# YOUR INSTRUCTIONS
Which lines hold the string "title"? Copy every one of them.

<<<<

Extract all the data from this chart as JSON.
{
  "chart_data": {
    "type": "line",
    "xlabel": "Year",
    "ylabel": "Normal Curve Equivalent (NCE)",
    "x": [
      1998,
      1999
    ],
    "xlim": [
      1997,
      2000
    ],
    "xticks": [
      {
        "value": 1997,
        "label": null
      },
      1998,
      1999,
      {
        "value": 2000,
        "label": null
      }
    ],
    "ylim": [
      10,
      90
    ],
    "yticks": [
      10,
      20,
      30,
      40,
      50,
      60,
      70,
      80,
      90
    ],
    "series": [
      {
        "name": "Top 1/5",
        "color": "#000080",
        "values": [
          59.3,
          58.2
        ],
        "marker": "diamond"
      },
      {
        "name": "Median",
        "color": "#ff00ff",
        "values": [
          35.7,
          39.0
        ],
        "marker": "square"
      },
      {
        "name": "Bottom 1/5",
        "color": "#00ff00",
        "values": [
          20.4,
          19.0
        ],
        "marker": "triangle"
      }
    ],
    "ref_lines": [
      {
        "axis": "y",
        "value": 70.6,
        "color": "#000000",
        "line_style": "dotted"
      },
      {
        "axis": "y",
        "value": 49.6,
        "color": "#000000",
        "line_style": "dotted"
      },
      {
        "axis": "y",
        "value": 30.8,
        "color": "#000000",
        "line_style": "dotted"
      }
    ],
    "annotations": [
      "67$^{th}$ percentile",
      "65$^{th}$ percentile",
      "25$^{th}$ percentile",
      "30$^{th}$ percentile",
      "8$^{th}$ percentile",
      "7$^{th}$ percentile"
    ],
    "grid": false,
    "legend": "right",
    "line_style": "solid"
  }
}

>>>>
<<<<

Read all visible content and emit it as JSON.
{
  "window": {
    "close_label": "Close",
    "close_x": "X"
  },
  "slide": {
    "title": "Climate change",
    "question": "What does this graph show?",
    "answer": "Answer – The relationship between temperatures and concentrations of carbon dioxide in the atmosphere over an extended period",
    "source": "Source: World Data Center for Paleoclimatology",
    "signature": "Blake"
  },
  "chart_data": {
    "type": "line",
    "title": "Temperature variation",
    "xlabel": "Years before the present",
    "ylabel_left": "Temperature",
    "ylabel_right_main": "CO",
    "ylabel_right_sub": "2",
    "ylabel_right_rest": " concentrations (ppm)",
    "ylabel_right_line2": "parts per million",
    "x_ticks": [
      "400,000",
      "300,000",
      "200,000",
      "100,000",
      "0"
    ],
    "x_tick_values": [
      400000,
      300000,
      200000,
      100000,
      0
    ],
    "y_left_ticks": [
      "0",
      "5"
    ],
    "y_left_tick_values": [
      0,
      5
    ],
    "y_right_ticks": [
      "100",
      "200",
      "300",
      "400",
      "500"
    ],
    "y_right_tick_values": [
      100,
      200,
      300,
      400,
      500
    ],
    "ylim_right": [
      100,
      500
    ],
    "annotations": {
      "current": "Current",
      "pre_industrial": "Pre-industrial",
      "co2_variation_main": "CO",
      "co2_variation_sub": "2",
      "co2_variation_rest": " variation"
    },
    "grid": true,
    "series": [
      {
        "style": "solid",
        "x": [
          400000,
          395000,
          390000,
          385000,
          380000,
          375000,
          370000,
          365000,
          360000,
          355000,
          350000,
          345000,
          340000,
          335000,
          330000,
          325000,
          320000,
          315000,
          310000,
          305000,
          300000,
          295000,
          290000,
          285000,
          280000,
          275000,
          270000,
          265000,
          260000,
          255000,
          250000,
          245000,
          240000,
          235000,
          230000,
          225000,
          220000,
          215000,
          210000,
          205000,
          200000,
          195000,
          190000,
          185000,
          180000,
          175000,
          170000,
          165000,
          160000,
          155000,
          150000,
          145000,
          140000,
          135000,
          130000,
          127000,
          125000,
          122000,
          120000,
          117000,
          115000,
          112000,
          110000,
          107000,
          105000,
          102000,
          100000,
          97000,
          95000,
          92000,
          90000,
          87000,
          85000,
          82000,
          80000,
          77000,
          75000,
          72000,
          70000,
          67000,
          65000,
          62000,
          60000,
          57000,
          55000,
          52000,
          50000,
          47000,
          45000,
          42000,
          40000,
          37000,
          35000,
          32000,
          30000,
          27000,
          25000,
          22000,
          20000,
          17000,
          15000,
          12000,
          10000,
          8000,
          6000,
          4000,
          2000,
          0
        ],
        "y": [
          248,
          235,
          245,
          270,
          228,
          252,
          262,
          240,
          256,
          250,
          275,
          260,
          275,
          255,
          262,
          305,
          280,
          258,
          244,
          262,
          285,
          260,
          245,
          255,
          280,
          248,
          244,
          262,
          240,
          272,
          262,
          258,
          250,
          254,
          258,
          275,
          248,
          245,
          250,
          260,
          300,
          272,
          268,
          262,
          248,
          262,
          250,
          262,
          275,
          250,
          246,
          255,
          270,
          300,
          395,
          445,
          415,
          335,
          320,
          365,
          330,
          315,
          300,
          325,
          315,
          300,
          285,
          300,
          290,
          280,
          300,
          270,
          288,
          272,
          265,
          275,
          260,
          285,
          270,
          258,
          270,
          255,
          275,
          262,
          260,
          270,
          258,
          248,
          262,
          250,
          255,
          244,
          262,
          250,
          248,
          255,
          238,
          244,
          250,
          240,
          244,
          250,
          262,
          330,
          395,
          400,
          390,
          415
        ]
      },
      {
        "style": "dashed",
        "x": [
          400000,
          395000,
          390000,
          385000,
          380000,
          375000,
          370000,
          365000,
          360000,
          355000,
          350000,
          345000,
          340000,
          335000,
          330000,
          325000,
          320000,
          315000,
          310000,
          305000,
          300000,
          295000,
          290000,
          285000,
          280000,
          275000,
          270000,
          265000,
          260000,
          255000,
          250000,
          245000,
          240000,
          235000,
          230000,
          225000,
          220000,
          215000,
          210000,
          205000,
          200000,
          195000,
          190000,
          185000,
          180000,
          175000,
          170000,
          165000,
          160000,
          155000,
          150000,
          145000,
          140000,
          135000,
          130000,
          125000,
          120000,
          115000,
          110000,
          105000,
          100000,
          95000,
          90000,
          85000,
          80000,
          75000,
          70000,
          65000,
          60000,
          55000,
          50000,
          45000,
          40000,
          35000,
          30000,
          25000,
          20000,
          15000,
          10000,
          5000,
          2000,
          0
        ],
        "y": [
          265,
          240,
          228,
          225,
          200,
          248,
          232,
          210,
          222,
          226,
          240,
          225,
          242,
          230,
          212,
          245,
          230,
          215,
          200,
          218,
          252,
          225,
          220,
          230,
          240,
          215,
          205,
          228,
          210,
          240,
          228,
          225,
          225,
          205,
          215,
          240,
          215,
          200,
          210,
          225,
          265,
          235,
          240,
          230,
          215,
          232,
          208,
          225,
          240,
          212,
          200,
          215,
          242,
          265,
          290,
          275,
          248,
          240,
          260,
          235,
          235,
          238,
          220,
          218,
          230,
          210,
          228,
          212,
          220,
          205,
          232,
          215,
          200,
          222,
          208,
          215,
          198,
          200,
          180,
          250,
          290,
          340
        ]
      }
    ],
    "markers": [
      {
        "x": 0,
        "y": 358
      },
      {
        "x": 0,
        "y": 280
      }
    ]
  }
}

>>>>
<<<<

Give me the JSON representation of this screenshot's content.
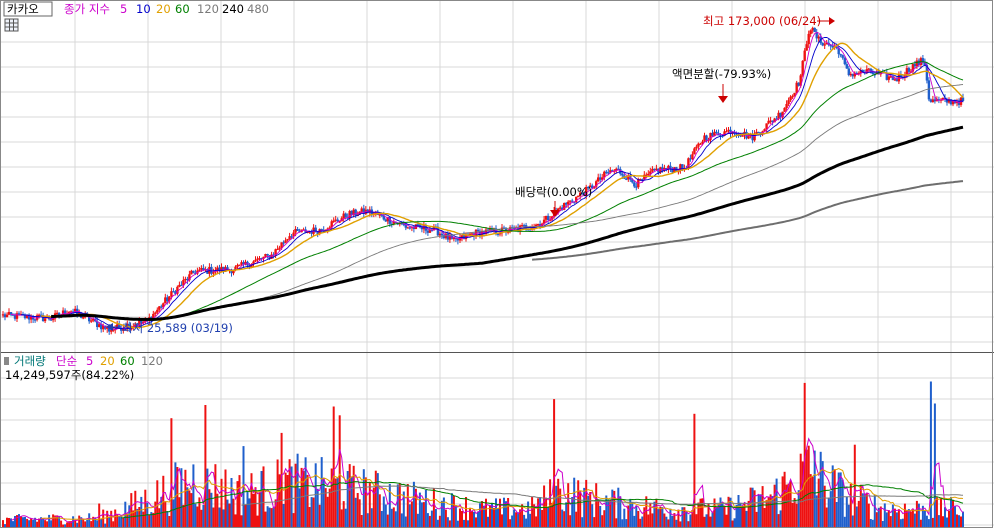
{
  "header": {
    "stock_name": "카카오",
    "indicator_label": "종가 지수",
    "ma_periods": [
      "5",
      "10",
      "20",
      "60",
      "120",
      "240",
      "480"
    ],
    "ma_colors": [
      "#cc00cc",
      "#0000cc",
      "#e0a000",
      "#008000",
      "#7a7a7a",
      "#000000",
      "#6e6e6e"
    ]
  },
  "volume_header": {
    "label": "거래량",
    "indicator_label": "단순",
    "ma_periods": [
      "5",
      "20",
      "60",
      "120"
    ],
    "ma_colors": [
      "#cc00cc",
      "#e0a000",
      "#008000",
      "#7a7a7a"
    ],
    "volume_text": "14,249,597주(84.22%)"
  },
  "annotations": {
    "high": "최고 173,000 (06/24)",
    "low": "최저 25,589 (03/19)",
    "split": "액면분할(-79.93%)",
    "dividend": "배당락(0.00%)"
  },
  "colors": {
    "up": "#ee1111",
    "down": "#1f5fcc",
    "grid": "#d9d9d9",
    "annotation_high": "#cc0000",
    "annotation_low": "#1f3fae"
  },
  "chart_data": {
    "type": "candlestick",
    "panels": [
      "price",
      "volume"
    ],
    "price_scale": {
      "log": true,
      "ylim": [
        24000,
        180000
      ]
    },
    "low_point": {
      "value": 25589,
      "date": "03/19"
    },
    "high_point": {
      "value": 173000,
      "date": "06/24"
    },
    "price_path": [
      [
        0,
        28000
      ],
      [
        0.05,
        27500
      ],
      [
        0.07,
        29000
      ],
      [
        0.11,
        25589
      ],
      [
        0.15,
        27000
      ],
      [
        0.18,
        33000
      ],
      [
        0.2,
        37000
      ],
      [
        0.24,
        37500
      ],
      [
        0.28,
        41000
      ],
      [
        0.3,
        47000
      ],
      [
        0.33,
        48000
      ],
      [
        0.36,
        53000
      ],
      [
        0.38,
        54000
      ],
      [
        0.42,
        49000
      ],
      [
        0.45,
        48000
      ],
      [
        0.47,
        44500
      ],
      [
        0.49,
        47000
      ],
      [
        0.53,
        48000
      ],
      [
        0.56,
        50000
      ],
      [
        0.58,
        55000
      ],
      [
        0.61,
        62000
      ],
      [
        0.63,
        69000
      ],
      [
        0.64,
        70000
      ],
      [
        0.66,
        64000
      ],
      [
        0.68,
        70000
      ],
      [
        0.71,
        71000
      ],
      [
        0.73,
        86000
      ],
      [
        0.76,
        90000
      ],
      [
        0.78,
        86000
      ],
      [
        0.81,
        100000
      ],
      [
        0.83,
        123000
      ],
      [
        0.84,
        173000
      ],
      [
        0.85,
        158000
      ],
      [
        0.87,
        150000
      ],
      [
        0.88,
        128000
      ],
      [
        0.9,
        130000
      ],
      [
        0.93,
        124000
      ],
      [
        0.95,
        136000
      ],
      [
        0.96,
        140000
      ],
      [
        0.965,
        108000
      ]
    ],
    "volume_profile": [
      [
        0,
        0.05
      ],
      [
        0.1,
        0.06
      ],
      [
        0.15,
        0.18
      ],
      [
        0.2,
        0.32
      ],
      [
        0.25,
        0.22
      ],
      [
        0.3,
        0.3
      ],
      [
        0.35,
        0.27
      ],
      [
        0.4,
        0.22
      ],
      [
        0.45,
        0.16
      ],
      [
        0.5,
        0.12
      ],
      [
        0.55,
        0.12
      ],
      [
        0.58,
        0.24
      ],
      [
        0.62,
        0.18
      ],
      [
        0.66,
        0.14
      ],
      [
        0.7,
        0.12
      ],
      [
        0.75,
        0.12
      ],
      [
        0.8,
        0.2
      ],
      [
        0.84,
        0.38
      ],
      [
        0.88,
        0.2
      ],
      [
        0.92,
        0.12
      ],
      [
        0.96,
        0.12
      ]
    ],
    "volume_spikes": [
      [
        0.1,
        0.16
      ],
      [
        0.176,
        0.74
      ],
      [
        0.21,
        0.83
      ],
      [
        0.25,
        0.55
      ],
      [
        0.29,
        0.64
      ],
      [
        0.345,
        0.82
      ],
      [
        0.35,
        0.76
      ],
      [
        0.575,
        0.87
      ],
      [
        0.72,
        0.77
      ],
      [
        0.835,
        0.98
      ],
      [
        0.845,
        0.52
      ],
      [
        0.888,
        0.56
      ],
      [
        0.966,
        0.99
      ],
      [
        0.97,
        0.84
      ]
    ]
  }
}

>>>>

# SOLUTION FOR THIS PROBLEM
    "title": "Climate change",
    "title": "Temperature variation",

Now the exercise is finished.